_DATA_
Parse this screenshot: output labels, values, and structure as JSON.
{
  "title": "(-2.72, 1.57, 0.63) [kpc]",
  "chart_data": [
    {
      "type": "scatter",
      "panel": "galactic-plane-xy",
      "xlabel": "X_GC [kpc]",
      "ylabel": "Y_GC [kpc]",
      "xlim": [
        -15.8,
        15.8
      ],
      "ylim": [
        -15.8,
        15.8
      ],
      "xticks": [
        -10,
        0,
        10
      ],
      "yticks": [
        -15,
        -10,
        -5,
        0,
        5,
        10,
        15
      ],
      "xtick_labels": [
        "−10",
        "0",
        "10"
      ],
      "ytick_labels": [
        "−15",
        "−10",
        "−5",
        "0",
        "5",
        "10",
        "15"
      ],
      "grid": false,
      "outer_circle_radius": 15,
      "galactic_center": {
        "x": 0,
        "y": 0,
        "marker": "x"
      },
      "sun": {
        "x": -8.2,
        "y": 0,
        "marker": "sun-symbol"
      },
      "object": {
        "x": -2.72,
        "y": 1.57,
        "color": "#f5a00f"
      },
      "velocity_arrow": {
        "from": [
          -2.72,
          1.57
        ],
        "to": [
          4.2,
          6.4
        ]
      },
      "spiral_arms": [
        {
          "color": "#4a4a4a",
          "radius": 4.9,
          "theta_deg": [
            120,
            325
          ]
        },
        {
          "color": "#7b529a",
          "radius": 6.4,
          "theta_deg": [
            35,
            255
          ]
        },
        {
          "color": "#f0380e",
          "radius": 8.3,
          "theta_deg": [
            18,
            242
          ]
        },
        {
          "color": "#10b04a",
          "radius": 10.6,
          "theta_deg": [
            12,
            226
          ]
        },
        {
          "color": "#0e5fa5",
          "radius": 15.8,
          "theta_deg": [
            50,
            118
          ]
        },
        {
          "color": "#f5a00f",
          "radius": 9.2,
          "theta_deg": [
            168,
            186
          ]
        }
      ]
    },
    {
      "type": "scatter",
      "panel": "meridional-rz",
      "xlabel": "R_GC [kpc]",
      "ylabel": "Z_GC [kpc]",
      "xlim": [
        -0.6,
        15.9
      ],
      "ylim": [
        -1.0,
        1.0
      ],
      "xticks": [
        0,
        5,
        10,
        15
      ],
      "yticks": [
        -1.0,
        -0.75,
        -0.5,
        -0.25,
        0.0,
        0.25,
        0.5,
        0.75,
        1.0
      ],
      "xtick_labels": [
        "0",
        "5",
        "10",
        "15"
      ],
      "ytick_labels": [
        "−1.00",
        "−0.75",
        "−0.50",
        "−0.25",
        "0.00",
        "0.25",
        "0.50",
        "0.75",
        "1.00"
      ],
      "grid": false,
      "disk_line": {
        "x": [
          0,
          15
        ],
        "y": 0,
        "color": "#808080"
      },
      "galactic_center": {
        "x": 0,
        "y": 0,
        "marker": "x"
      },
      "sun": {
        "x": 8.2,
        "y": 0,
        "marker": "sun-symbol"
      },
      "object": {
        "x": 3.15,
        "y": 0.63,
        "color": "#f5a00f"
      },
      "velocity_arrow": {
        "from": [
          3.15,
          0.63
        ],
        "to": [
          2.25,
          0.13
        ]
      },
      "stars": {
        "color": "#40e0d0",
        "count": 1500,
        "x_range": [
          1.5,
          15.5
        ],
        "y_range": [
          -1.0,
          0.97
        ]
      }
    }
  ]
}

_TASK REQUIREMENTS_
Return every line of the material exactly.

_EXERCISE ANSWER_
Parse this screenshot: output labels, values, and structure as JSON.
{
  "title": "(-2.72, 1.57, 0.63) [kpc]",
  "chart_data": [
    {
      "type": "scatter",
      "panel": "galactic-plane-xy",
      "xlabel": "X_GC [kpc]",
      "ylabel": "Y_GC [kpc]",
      "xlim": [
        -15.8,
        15.8
      ],
      "ylim": [
        -15.8,
        15.8
      ],
      "xticks": [
        -10,
        0,
        10
      ],
      "yticks": [
        -15,
        -10,
        -5,
        0,
        5,
        10,
        15
      ],
      "xtick_labels": [
        "−10",
        "0",
        "10"
      ],
      "ytick_labels": [
        "−15",
        "−10",
        "−5",
        "0",
        "5",
        "10",
        "15"
      ],
      "grid": false,
      "outer_circle_radius": 15,
      "galactic_center": {
        "x": 0,
        "y": 0,
        "marker": "x"
      },
      "sun": {
        "x": -8.2,
        "y": 0,
        "marker": "sun-symbol"
      },
      "object": {
        "x": -2.72,
        "y": 1.57,
        "color": "#f5a00f"
      },
      "velocity_arrow": {
        "from": [
          -2.72,
          1.57
        ],
        "to": [
          4.2,
          6.4
        ]
      },
      "spiral_arms": [
        {
          "color": "#4a4a4a",
          "radius": 4.9,
          "theta_deg": [
            120,
            325
          ]
        },
        {
          "color": "#7b529a",
          "radius": 6.4,
          "theta_deg": [
            35,
            255
          ]
        },
        {
          "color": "#f0380e",
          "radius": 8.3,
          "theta_deg": [
            18,
            242
          ]
        },
        {
          "color": "#10b04a",
          "radius": 10.6,
          "theta_deg": [
            12,
            226
          ]
        },
        {
          "color": "#0e5fa5",
          "radius": 15.8,
          "theta_deg": [
            50,
            118
          ]
        },
        {
          "color": "#f5a00f",
          "radius": 9.2,
          "theta_deg": [
            168,
            186
          ]
        }
      ]
    },
    {
      "type": "scatter",
      "panel": "meridional-rz",
      "xlabel": "R_GC [kpc]",
      "ylabel": "Z_GC [kpc]",
      "xlim": [
        -0.6,
        15.9
      ],
      "ylim": [
        -1.0,
        1.0
      ],
      "xticks": [
        0,
        5,
        10,
        15
      ],
      "yticks": [
        -1.0,
        -0.75,
        -0.5,
        -0.25,
        0.0,
        0.25,
        0.5,
        0.75,
        1.0
      ],
      "xtick_labels": [
        "0",
        "5",
        "10",
        "15"
      ],
      "ytick_labels": [
        "−1.00",
        "−0.75",
        "−0.50",
        "−0.25",
        "0.00",
        "0.25",
        "0.50",
        "0.75",
        "1.00"
      ],
      "grid": false,
      "disk_line": {
        "x": [
          0,
          15
        ],
        "y": 0,
        "color": "#808080"
      },
      "galactic_center": {
        "x": 0,
        "y": 0,
        "marker": "x"
      },
      "sun": {
        "x": 8.2,
        "y": 0,
        "marker": "sun-symbol"
      },
      "object": {
        "x": 3.15,
        "y": 0.63,
        "color": "#f5a00f"
      },
      "velocity_arrow": {
        "from": [
          3.15,
          0.63
        ],
        "to": [
          2.25,
          0.13
        ]
      },
      "stars": {
        "color": "#40e0d0",
        "count": 1500,
        "x_range": [
          1.5,
          15.5
        ],
        "y_range": [
          -1.0,
          0.97
        ]
      }
    }
  ]
}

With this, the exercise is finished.